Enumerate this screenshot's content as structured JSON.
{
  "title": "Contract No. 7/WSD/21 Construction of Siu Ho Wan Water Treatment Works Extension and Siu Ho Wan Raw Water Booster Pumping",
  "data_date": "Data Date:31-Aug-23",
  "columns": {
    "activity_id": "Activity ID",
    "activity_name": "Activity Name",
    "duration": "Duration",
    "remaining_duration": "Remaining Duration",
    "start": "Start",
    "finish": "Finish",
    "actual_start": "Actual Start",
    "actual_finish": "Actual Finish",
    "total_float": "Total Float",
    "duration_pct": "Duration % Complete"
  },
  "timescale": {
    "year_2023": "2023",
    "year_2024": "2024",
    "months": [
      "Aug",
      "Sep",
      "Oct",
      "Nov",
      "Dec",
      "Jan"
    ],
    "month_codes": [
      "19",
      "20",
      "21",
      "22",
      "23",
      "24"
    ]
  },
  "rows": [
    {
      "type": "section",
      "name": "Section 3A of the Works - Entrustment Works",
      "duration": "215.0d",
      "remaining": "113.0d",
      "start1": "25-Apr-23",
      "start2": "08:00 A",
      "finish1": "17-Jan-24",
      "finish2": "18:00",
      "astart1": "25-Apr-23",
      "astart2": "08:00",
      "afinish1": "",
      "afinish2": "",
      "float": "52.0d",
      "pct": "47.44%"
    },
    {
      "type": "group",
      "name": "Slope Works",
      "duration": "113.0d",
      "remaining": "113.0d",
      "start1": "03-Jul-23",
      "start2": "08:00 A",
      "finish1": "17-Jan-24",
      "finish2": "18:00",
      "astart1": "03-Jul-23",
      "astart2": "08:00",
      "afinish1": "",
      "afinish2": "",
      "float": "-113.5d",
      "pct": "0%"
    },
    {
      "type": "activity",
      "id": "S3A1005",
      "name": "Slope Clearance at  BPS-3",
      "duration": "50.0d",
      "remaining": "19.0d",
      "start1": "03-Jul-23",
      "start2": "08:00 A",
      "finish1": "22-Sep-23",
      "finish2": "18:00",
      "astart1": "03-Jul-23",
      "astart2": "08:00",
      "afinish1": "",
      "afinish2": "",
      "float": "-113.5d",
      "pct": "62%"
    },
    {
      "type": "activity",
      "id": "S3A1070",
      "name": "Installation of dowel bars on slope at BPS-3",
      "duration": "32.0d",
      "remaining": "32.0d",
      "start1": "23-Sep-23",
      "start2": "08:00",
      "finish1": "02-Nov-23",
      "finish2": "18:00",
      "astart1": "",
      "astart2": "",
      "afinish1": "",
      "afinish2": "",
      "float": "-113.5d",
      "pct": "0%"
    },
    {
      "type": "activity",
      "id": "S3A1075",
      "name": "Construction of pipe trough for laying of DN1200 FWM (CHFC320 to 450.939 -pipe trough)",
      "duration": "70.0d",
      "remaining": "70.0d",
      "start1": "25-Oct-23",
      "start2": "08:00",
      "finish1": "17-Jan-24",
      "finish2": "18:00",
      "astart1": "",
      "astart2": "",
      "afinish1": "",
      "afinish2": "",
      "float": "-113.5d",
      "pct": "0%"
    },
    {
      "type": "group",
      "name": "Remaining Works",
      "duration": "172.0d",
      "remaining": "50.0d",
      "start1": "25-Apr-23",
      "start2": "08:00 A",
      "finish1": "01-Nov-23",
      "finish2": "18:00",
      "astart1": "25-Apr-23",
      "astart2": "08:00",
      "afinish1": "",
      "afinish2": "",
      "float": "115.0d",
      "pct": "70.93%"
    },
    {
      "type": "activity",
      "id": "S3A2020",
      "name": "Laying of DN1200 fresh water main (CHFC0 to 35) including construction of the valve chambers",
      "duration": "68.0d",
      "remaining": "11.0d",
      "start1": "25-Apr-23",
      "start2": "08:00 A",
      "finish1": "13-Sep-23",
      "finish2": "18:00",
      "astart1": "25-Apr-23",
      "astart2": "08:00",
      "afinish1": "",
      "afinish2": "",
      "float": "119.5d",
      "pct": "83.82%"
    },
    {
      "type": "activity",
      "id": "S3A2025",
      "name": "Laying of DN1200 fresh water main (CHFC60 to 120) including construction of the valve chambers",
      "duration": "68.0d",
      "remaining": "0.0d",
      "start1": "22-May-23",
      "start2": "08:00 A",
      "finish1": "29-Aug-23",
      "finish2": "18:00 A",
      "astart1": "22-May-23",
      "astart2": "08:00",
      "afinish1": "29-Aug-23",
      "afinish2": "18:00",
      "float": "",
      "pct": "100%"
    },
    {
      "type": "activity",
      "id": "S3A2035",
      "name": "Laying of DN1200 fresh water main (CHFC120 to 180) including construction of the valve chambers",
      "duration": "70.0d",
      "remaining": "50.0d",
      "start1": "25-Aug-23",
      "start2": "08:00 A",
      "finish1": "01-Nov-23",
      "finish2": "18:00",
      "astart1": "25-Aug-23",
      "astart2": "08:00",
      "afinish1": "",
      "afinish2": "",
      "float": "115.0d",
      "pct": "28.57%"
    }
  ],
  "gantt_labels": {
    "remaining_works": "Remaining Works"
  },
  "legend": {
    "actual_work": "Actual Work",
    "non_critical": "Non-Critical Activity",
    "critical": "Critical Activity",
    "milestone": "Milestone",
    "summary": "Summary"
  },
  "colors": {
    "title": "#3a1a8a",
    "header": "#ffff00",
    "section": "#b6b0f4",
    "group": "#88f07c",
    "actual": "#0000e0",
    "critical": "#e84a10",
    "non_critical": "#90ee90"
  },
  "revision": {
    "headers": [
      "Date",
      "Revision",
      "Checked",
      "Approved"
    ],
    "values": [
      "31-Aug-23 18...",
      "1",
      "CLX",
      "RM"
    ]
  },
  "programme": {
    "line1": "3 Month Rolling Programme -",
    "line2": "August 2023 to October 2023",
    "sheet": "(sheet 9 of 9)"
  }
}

— Problem to work on —
Using the material above, print every entry exactly as written.

— Exercise answer —
Enumerate this screenshot's content as structured JSON.
{
  "title": "Contract No. 7/WSD/21 Construction of Siu Ho Wan Water Treatment Works Extension and Siu Ho Wan Raw Water Booster Pumping",
  "data_date": "Data Date:31-Aug-23",
  "columns": {
    "activity_id": "Activity ID",
    "activity_name": "Activity Name",
    "duration": "Duration",
    "remaining_duration": "Remaining Duration",
    "start": "Start",
    "finish": "Finish",
    "actual_start": "Actual Start",
    "actual_finish": "Actual Finish",
    "total_float": "Total Float",
    "duration_pct": "Duration % Complete"
  },
  "timescale": {
    "year_2023": "2023",
    "year_2024": "2024",
    "months": [
      "Aug",
      "Sep",
      "Oct",
      "Nov",
      "Dec",
      "Jan"
    ],
    "month_codes": [
      "19",
      "20",
      "21",
      "22",
      "23",
      "24"
    ]
  },
  "rows": [
    {
      "type": "section",
      "name": "Section 3A of the Works - Entrustment Works",
      "duration": "215.0d",
      "remaining": "113.0d",
      "start1": "25-Apr-23",
      "start2": "08:00 A",
      "finish1": "17-Jan-24",
      "finish2": "18:00",
      "astart1": "25-Apr-23",
      "astart2": "08:00",
      "afinish1": "",
      "afinish2": "",
      "float": "52.0d",
      "pct": "47.44%"
    },
    {
      "type": "group",
      "name": "Slope Works",
      "duration": "113.0d",
      "remaining": "113.0d",
      "start1": "03-Jul-23",
      "start2": "08:00 A",
      "finish1": "17-Jan-24",
      "finish2": "18:00",
      "astart1": "03-Jul-23",
      "astart2": "08:00",
      "afinish1": "",
      "afinish2": "",
      "float": "-113.5d",
      "pct": "0%"
    },
    {
      "type": "activity",
      "id": "S3A1005",
      "name": "Slope Clearance at  BPS-3",
      "duration": "50.0d",
      "remaining": "19.0d",
      "start1": "03-Jul-23",
      "start2": "08:00 A",
      "finish1": "22-Sep-23",
      "finish2": "18:00",
      "astart1": "03-Jul-23",
      "astart2": "08:00",
      "afinish1": "",
      "afinish2": "",
      "float": "-113.5d",
      "pct": "62%"
    },
    {
      "type": "activity",
      "id": "S3A1070",
      "name": "Installation of dowel bars on slope at BPS-3",
      "duration": "32.0d",
      "remaining": "32.0d",
      "start1": "23-Sep-23",
      "start2": "08:00",
      "finish1": "02-Nov-23",
      "finish2": "18:00",
      "astart1": "",
      "astart2": "",
      "afinish1": "",
      "afinish2": "",
      "float": "-113.5d",
      "pct": "0%"
    },
    {
      "type": "activity",
      "id": "S3A1075",
      "name": "Construction of pipe trough for laying of DN1200 FWM (CHFC320 to 450.939 -pipe trough)",
      "duration": "70.0d",
      "remaining": "70.0d",
      "start1": "25-Oct-23",
      "start2": "08:00",
      "finish1": "17-Jan-24",
      "finish2": "18:00",
      "astart1": "",
      "astart2": "",
      "afinish1": "",
      "afinish2": "",
      "float": "-113.5d",
      "pct": "0%"
    },
    {
      "type": "group",
      "name": "Remaining Works",
      "duration": "172.0d",
      "remaining": "50.0d",
      "start1": "25-Apr-23",
      "start2": "08:00 A",
      "finish1": "01-Nov-23",
      "finish2": "18:00",
      "astart1": "25-Apr-23",
      "astart2": "08:00",
      "afinish1": "",
      "afinish2": "",
      "float": "115.0d",
      "pct": "70.93%"
    },
    {
      "type": "activity",
      "id": "S3A2020",
      "name": "Laying of DN1200 fresh water main (CHFC0 to 35) including construction of the valve chambers",
      "duration": "68.0d",
      "remaining": "11.0d",
      "start1": "25-Apr-23",
      "start2": "08:00 A",
      "finish1": "13-Sep-23",
      "finish2": "18:00",
      "astart1": "25-Apr-23",
      "astart2": "08:00",
      "afinish1": "",
      "afinish2": "",
      "float": "119.5d",
      "pct": "83.82%"
    },
    {
      "type": "activity",
      "id": "S3A2025",
      "name": "Laying of DN1200 fresh water main (CHFC60 to 120) including construction of the valve chambers",
      "duration": "68.0d",
      "remaining": "0.0d",
      "start1": "22-May-23",
      "start2": "08:00 A",
      "finish1": "29-Aug-23",
      "finish2": "18:00 A",
      "astart1": "22-May-23",
      "astart2": "08:00",
      "afinish1": "29-Aug-23",
      "afinish2": "18:00",
      "float": "",
      "pct": "100%"
    },
    {
      "type": "activity",
      "id": "S3A2035",
      "name": "Laying of DN1200 fresh water main (CHFC120 to 180) including construction of the valve chambers",
      "duration": "70.0d",
      "remaining": "50.0d",
      "start1": "25-Aug-23",
      "start2": "08:00 A",
      "finish1": "01-Nov-23",
      "finish2": "18:00",
      "astart1": "25-Aug-23",
      "astart2": "08:00",
      "afinish1": "",
      "afinish2": "",
      "float": "115.0d",
      "pct": "28.57%"
    }
  ],
  "gantt_labels": {
    "remaining_works": "Remaining Works"
  },
  "legend": {
    "actual_work": "Actual Work",
    "non_critical": "Non-Critical Activity",
    "critical": "Critical Activity",
    "milestone": "Milestone",
    "summary": "Summary"
  },
  "colors": {
    "title": "#3a1a8a",
    "header": "#ffff00",
    "section": "#b6b0f4",
    "group": "#88f07c",
    "actual": "#0000e0",
    "critical": "#e84a10",
    "non_critical": "#90ee90"
  },
  "revision": {
    "headers": [
      "Date",
      "Revision",
      "Checked",
      "Approved"
    ],
    "values": [
      "31-Aug-23 18...",
      "1",
      "CLX",
      "RM"
    ]
  },
  "programme": {
    "line1": "3 Month Rolling Programme -",
    "line2": "August 2023 to October 2023",
    "sheet": "(sheet 9 of 9)"
  }
}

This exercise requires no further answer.